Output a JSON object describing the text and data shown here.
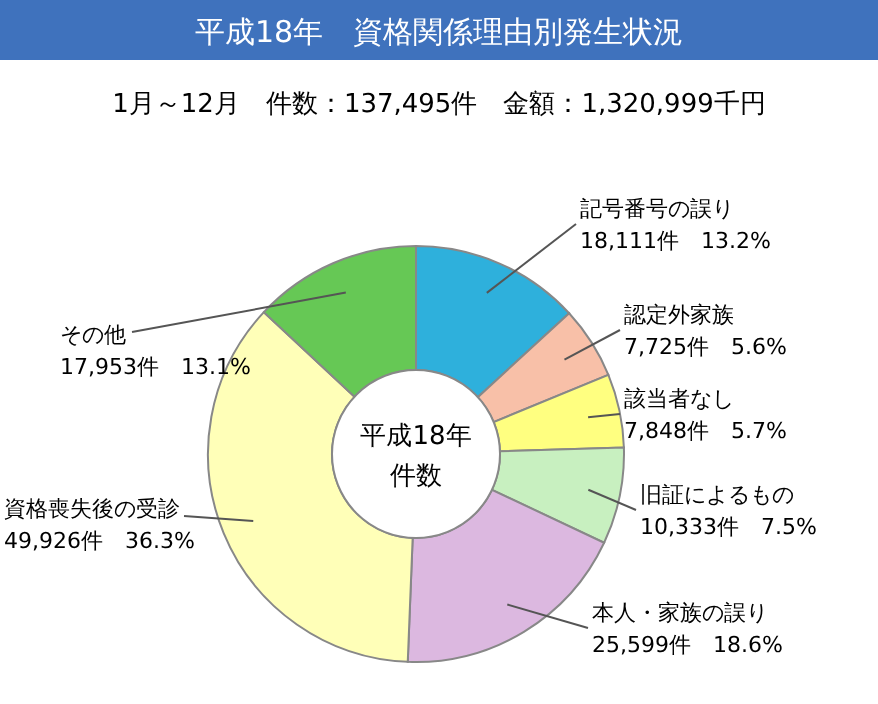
{
  "chart_data": {
    "type": "donut",
    "title": "平成18年　資格関係理由別発生状況",
    "subtitle": "1月～12月　件数：137,495件　金額：1,320,999千円",
    "categories": [
      "記号番号の誤り",
      "認定外家族",
      "該当者なし",
      "旧証によるもの",
      "本人・家族の誤り",
      "資格喪失後の受診",
      "その他"
    ],
    "values": [
      18111,
      7725,
      7848,
      10333,
      25599,
      49926,
      17953
    ],
    "value_labels": [
      "18,111件　13.2%",
      "7,725件　5.6%",
      "7,848件　5.7%",
      "10,333件　7.5%",
      "25,599件　18.6%",
      "49,926件　36.3%",
      "17,953件　13.1%"
    ],
    "colors": [
      "#2eb0dc",
      "#f8c0a8",
      "#ffff80",
      "#c8f0c0",
      "#dcb8e0",
      "#ffffb8",
      "#66c855"
    ],
    "annotations": [
      "平成18年",
      "件数"
    ],
    "legend": false
  }
}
++++++++++++++++++++
**Exercise goal**
Every entry above should be duplicated exactly. Do not include the images.

**Problem solution**
Output a JSON object describing the text and data shown here.
{
  "chart_data": {
    "type": "donut",
    "title": "平成18年　資格関係理由別発生状況",
    "subtitle": "1月～12月　件数：137,495件　金額：1,320,999千円",
    "categories": [
      "記号番号の誤り",
      "認定外家族",
      "該当者なし",
      "旧証によるもの",
      "本人・家族の誤り",
      "資格喪失後の受診",
      "その他"
    ],
    "values": [
      18111,
      7725,
      7848,
      10333,
      25599,
      49926,
      17953
    ],
    "value_labels": [
      "18,111件　13.2%",
      "7,725件　5.6%",
      "7,848件　5.7%",
      "10,333件　7.5%",
      "25,599件　18.6%",
      "49,926件　36.3%",
      "17,953件　13.1%"
    ],
    "colors": [
      "#2eb0dc",
      "#f8c0a8",
      "#ffff80",
      "#c8f0c0",
      "#dcb8e0",
      "#ffffb8",
      "#66c855"
    ],
    "annotations": [
      "平成18年",
      "件数"
    ],
    "legend": false
  }
}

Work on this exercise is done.